### Provided data
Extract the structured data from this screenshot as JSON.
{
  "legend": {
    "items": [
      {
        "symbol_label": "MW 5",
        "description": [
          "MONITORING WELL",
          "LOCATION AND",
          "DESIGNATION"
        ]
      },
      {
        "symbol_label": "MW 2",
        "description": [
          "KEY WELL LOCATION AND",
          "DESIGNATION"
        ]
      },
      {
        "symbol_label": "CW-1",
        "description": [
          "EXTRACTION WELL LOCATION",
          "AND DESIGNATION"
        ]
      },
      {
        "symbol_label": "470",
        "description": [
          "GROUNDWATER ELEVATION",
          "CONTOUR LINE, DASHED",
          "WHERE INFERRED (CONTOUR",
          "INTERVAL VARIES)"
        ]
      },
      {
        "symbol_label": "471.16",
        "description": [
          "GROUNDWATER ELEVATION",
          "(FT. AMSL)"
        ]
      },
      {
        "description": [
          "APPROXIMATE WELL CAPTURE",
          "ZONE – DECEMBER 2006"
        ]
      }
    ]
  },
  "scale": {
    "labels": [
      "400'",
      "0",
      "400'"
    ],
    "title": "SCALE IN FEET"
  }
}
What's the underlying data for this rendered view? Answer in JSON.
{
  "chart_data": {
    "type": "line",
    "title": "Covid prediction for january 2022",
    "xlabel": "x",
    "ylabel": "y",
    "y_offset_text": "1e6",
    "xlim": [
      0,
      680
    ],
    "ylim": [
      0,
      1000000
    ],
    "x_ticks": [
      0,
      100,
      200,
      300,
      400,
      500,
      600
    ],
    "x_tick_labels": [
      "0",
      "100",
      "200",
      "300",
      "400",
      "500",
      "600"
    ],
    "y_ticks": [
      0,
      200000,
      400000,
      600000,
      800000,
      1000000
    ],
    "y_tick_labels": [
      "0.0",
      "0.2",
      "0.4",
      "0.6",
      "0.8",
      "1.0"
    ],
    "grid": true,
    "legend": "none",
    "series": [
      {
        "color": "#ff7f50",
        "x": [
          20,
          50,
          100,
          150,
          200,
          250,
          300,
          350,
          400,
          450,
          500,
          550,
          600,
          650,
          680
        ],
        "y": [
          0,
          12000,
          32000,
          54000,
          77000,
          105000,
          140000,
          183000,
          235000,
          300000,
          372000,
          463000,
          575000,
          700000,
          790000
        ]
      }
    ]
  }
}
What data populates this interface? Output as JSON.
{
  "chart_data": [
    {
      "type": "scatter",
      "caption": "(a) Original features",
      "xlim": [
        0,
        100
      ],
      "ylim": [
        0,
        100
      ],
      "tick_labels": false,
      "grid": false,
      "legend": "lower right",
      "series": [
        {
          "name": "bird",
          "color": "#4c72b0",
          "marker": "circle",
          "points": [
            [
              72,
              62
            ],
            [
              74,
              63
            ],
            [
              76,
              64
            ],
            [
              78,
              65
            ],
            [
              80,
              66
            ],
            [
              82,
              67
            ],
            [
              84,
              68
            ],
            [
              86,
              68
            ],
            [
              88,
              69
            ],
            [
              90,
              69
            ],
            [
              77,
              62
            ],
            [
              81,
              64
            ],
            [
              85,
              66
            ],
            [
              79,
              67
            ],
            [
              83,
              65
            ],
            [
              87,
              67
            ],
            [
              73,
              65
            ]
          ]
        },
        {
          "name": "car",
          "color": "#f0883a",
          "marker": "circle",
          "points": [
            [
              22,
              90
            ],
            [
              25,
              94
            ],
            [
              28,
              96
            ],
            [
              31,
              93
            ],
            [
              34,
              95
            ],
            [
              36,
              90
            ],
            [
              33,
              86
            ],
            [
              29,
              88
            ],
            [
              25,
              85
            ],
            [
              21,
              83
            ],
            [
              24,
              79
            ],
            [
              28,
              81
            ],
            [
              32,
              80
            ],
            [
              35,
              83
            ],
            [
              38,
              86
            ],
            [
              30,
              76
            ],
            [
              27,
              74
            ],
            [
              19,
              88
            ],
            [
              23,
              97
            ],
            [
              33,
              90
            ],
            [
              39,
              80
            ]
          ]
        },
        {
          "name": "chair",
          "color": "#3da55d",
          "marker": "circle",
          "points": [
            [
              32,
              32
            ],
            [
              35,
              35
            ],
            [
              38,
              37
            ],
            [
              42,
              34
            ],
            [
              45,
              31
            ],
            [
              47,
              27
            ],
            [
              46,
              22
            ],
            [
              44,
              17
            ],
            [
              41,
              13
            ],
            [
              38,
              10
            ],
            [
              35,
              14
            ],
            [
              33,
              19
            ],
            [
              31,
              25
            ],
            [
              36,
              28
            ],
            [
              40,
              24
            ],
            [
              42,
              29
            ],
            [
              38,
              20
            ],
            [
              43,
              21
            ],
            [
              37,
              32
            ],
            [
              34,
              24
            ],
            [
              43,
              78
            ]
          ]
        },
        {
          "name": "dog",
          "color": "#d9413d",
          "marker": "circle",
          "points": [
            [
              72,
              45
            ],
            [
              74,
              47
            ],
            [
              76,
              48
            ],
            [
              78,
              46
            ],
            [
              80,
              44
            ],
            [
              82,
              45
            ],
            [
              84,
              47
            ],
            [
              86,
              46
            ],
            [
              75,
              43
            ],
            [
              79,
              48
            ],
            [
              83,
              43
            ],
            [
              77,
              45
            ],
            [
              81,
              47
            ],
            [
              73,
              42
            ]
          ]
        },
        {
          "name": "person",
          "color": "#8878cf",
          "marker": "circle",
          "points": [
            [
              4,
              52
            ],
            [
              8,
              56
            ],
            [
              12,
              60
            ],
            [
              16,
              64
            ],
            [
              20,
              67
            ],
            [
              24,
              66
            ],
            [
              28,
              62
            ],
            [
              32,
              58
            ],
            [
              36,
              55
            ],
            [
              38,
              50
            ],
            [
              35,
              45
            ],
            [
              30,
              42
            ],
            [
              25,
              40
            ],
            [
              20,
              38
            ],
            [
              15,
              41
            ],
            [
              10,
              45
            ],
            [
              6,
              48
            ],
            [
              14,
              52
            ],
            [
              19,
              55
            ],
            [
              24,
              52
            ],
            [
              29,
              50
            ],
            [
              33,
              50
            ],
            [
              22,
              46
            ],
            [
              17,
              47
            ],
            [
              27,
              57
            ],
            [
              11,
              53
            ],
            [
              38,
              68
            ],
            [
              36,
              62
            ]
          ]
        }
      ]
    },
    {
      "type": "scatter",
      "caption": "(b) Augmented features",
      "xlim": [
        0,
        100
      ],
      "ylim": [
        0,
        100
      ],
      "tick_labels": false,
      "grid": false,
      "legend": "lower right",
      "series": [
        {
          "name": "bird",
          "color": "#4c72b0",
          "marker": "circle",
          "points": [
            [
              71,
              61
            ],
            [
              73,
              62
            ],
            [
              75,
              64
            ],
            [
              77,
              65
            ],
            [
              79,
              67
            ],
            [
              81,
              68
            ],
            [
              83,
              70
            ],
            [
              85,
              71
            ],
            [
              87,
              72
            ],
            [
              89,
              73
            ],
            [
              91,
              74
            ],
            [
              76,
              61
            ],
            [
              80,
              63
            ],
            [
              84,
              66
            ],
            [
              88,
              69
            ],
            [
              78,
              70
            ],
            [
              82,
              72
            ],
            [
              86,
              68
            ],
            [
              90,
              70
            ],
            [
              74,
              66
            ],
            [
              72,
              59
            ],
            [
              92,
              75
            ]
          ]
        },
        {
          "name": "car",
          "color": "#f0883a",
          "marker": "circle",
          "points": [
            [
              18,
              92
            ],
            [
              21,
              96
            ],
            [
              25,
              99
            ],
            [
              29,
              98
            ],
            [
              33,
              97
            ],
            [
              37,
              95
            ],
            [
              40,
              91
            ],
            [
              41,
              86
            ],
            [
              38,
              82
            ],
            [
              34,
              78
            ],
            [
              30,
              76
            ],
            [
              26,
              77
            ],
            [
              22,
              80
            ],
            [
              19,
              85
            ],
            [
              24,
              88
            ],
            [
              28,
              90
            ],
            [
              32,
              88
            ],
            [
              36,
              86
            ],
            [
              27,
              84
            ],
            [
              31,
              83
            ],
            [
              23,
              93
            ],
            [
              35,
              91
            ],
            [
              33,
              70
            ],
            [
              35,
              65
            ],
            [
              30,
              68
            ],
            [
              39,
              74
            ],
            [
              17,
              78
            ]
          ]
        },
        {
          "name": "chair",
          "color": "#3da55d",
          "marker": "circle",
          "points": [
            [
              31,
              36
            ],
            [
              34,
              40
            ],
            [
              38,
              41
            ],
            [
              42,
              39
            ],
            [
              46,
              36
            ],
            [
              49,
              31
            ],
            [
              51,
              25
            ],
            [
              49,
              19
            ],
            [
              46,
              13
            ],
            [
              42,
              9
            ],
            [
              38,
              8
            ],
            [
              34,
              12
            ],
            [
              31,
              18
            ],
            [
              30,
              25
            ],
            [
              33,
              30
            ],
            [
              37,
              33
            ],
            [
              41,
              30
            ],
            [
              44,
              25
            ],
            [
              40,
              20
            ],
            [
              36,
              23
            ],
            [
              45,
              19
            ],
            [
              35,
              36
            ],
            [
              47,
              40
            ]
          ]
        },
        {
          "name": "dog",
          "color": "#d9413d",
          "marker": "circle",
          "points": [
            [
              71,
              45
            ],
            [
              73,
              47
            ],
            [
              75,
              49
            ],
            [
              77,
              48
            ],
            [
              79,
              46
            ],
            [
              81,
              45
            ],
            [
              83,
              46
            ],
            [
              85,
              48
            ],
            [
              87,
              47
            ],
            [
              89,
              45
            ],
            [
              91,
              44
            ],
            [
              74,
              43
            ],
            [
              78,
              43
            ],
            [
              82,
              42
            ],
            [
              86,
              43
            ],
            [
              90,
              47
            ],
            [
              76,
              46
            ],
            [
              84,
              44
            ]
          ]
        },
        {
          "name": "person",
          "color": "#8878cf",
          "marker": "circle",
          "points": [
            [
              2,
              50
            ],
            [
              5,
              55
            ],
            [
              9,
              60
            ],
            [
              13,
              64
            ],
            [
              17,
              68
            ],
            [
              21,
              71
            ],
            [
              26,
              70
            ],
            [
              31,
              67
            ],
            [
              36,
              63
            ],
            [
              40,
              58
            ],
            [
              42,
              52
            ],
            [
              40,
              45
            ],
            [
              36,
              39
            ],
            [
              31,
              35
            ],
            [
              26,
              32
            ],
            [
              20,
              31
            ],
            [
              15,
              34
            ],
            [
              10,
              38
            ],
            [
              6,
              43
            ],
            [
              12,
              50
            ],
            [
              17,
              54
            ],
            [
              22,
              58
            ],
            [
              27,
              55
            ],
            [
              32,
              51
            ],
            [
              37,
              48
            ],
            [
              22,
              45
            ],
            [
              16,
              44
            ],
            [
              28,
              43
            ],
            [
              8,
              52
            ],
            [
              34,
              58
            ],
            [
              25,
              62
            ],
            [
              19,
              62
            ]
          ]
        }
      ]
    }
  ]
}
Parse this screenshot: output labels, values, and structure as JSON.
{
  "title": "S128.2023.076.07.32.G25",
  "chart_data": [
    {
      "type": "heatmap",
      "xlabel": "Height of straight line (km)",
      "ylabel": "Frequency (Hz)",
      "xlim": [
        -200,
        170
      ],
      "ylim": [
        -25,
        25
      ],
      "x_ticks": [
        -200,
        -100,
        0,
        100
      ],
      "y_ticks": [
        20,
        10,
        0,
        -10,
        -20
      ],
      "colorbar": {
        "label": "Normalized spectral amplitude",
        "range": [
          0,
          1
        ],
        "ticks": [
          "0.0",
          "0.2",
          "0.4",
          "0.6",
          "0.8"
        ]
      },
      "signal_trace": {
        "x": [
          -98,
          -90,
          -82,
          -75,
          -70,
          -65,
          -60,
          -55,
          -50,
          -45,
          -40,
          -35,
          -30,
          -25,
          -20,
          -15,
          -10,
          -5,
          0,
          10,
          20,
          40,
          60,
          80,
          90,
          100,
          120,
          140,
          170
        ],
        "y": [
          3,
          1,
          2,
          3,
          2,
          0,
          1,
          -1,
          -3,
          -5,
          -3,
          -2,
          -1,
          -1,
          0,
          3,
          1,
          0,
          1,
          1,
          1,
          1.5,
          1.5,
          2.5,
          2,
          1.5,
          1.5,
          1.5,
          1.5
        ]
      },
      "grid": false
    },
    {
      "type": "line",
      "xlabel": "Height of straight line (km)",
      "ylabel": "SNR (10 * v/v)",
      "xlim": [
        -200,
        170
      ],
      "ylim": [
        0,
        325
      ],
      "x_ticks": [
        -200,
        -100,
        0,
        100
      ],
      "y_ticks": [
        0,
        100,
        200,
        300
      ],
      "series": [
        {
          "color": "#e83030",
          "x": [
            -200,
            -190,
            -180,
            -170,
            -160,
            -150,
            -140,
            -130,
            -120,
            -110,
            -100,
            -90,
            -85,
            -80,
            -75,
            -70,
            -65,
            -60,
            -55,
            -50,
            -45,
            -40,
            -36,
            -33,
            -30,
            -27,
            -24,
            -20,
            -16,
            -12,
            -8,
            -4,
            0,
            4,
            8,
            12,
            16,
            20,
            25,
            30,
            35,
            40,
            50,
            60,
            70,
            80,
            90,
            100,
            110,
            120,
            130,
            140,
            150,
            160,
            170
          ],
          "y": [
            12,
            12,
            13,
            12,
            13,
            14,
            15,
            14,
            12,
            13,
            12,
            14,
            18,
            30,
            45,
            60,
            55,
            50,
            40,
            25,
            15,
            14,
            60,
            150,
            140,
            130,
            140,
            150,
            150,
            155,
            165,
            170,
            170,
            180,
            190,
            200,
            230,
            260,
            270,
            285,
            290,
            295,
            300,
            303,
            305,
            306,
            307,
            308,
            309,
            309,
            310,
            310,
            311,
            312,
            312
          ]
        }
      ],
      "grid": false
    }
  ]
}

### Exercise
Pick every line with "type" in it and copy it.

### Response for this exercise
    "type": "line",
      "type": "scatter",
      "type": "scatter",
      "type": "heatmap",
      "type": "line",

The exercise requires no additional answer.